**SUPPLIED MATERIAL**

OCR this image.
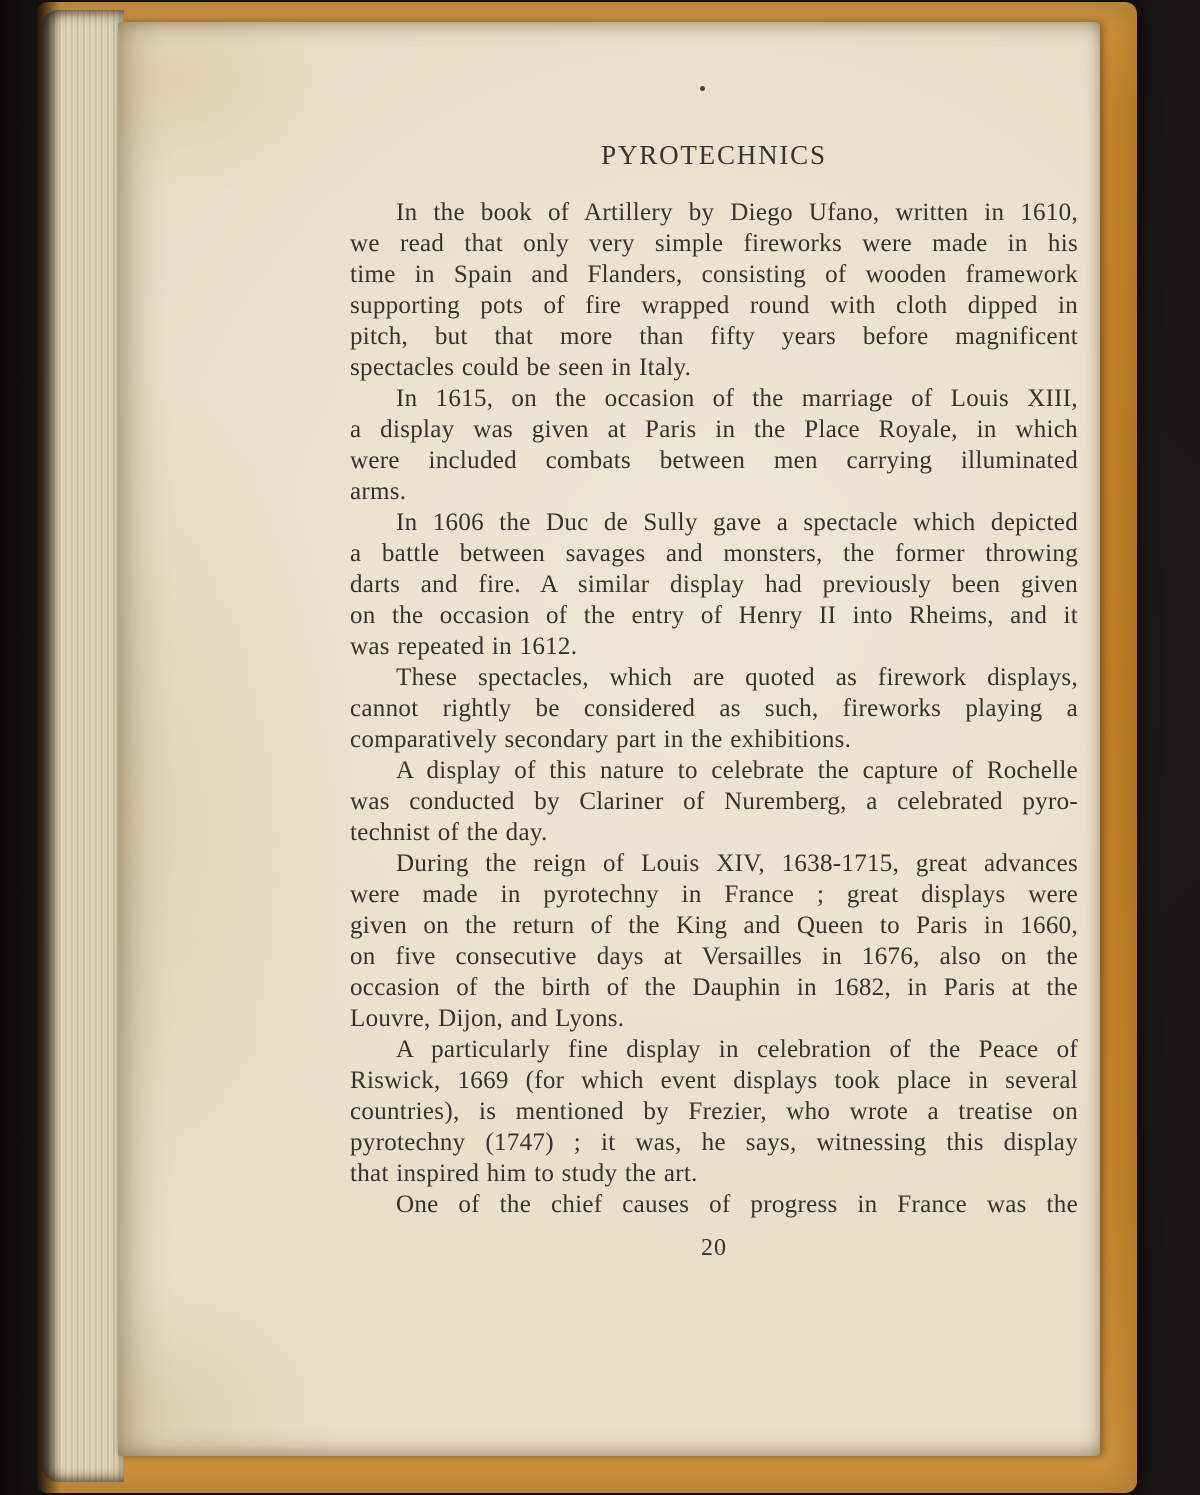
PYROTECHNICS
In the book of Artillery by Diego Ufano, written in 1610,
we read that only very simple fireworks were made in his
time in Spain and Flanders, consisting of wooden framework
supporting pots of fire wrapped round with cloth dipped in
pitch, but that more than fifty years before magnificent
spectacles could be seen in Italy.
In 1615, on the occasion of the marriage of Louis XIII,
a display was given at Paris in the Place Royale, in which
were included combats between men carrying illuminated
arms.
In 1606 the Duc de Sully gave a spectacle which depicted
a battle between savages and monsters, the former throwing
darts and fire. A similar display had previously been given
on the occasion of the entry of Henry II into Rheims, and it
was repeated in 1612.
These spectacles, which are quoted as firework displays,
cannot rightly be considered as such, fireworks playing a
comparatively secondary part in the exhibitions.
A display of this nature to celebrate the capture of Rochelle
was conducted by Clariner of Nuremberg, a celebrated pyro-
technist of the day.
During the reign of Louis XIV, 1638-1715, great advances
were made in pyrotechny in France ; great displays were
given on the return of the King and Queen to Paris in 1660,
on five consecutive days at Versailles in 1676, also on the
occasion of the birth of the Dauphin in 1682, in Paris at the
Louvre, Dijon, and Lyons.
A particularly fine display in celebration of the Peace of
Riswick, 1669 (for which event displays took place in several
countries), is mentioned by Frezier, who wrote a treatise on
pyrotechny (1747) ; it was, he says, witnessing this display
that inspired him to study the art.
One of the chief causes of progress in France was the
20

**YOUR OBJECTIVE**
Pick out the lines above that hold the string "fireworks" and show them.

**RESULT BELOW**
we read that only very simple fireworks were made in his
cannot rightly be considered as such, fireworks playing a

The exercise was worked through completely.